----- Listed records -----
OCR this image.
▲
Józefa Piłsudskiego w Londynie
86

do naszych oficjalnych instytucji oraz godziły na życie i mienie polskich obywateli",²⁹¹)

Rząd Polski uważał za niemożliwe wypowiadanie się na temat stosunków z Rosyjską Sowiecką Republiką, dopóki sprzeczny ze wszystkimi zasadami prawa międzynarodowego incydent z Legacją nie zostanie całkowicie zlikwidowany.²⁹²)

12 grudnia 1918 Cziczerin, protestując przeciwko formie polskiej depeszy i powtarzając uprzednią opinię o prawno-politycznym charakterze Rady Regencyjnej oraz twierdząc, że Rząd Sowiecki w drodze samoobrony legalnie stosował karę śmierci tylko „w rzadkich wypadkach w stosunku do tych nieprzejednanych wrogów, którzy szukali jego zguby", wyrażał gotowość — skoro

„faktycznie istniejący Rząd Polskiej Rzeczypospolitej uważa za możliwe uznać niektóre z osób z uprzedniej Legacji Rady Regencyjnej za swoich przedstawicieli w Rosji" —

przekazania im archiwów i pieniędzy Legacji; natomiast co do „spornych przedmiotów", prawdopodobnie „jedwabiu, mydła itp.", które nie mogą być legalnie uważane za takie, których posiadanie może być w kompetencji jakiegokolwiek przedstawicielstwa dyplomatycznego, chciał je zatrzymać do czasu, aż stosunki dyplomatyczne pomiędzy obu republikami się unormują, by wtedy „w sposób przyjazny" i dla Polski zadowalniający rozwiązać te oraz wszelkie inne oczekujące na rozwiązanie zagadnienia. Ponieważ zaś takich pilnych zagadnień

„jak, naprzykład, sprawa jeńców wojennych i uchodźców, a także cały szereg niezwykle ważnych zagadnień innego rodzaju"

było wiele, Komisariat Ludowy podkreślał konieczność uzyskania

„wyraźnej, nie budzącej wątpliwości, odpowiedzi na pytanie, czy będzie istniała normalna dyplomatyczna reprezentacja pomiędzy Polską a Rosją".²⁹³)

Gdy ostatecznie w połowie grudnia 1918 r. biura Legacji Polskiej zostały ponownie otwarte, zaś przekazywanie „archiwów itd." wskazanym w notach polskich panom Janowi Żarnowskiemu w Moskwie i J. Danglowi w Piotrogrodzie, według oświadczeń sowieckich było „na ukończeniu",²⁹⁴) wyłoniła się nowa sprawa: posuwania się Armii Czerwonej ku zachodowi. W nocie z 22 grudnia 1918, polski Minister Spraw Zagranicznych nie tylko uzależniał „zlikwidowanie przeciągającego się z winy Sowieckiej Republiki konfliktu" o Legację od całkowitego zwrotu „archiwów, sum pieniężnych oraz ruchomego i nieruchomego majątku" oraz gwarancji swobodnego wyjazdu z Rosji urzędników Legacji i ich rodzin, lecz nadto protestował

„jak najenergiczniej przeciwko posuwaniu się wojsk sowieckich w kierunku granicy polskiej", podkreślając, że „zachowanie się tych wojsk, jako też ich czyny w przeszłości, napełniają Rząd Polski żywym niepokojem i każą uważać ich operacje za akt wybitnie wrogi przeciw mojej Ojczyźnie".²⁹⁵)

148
-----
Task prompt: Look for the word "Rosji" and return every line where it occurs.

Answer to this exercise:
„faktycznie istniejący Rząd Polskiej Rzeczypospolitej uważa za możliwe uznać niektóre z osób z uprzedniej Legacji Rady Regencyjnej za swoich przedstawicieli w Rosji" —
Gdy ostatecznie w połowie grudnia 1918 r. biura Legacji Polskiej zostały ponownie otwarte, zaś przekazywanie „archiwów itd." wskazanym w notach polskich panom Janowi Żarnowskiemu w Moskwie i J. Danglowi w Piotrogrodzie, według oświadczeń sowieckich było „na ukończeniu",²⁹⁴) wyłoniła się nowa sprawa: posuwania się Armii Czerwonej ku zachodowi. W nocie z 22 grudnia 1918, polski Minister Spraw Zagranicznych nie tylko uzależniał „zlikwidowanie przeciągającego się z winy Sowieckiej Republiki konfliktu" o Legację od całkowitego zwrotu „archiwów, sum pieniężnych oraz ruchomego i nieruchomego majątku" oraz gwarancji swobodnego wyjazdu z Rosji urzędników Legacji i ich rodzin, lecz nadto protestował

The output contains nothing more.